─── Supplied entries ───

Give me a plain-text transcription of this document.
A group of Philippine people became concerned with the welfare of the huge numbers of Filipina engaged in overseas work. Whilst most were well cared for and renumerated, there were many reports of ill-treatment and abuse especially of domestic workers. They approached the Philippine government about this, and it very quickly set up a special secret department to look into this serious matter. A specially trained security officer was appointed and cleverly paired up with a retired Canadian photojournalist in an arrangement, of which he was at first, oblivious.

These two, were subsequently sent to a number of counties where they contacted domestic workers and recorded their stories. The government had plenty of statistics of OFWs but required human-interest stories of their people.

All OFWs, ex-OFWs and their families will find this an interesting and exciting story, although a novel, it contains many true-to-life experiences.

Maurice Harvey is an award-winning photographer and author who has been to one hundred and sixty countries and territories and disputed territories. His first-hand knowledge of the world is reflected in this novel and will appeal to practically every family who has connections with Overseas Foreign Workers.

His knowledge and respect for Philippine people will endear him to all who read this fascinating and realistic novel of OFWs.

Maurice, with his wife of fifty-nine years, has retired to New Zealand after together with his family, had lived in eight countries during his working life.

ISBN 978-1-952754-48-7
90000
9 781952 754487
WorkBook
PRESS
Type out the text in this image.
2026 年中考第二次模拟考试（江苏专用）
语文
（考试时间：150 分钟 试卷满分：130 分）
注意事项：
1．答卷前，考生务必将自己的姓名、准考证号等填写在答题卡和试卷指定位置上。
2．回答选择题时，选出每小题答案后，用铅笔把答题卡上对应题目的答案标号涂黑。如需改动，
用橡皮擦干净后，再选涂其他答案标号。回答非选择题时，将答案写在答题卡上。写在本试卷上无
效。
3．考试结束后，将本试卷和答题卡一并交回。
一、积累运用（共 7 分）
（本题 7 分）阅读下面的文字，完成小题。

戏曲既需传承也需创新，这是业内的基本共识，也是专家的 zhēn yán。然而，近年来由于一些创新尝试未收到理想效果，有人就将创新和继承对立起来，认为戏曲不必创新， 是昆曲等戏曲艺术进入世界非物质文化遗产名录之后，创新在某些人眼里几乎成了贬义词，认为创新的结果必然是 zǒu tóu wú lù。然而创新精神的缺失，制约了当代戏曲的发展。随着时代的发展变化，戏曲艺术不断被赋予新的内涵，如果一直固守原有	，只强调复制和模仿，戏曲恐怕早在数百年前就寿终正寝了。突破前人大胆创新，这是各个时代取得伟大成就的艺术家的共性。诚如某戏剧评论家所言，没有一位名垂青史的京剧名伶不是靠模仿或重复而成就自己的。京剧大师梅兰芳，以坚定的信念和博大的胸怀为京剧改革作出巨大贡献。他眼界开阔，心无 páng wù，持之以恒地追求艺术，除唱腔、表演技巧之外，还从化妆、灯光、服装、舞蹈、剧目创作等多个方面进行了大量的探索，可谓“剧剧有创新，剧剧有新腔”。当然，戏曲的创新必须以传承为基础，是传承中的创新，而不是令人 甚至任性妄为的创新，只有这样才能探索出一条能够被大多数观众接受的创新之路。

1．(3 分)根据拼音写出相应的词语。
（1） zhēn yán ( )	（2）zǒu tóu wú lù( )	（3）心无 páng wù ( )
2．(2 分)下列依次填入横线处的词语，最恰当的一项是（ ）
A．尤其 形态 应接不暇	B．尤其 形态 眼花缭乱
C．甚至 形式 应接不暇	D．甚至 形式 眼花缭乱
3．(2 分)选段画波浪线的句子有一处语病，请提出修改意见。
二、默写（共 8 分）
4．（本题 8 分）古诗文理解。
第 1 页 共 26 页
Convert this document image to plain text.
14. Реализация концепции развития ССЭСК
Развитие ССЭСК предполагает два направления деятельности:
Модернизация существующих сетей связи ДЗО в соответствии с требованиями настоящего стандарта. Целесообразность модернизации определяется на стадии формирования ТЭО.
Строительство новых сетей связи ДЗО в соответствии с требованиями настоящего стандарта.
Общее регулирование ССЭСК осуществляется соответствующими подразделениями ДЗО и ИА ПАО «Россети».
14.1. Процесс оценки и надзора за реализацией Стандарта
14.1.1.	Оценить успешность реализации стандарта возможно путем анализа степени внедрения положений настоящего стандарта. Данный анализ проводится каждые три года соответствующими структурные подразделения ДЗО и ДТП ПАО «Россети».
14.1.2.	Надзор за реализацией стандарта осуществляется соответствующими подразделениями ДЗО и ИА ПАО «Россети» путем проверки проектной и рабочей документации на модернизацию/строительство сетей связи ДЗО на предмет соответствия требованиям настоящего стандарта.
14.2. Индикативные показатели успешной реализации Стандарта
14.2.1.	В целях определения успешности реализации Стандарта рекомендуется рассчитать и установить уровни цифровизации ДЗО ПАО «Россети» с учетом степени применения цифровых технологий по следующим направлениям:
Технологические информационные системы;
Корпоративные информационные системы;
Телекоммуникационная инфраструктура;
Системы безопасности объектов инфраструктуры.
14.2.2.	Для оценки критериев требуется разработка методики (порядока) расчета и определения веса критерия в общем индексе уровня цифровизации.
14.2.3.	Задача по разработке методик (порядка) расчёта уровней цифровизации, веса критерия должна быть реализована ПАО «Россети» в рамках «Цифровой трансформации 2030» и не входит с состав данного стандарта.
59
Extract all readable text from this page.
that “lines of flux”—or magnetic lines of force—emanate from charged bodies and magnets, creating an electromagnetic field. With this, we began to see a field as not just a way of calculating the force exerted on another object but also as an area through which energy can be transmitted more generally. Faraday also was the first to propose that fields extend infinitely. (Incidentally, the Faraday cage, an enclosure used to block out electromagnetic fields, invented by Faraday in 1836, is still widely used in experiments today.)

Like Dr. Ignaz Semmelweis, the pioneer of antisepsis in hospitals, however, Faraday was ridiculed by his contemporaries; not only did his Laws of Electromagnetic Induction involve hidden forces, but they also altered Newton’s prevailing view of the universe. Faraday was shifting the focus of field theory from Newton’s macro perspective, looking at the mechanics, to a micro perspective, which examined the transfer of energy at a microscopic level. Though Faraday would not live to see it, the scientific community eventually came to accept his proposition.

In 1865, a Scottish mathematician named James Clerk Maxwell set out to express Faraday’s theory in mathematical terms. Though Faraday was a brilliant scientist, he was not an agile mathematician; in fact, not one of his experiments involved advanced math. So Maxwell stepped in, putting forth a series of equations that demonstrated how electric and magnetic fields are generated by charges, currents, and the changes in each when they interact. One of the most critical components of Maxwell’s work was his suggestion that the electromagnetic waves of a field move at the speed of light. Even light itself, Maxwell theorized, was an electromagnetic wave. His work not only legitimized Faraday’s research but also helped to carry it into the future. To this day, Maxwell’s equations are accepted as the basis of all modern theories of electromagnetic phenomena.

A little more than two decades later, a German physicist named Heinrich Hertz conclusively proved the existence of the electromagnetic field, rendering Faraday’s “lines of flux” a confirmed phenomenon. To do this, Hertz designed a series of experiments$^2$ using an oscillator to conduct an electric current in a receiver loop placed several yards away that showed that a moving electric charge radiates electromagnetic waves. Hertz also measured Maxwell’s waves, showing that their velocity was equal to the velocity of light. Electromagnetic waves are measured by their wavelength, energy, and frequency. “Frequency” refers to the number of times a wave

───

§ Task goal
State how many lines of the listing include "document", and nothing more.

§ Solution below
2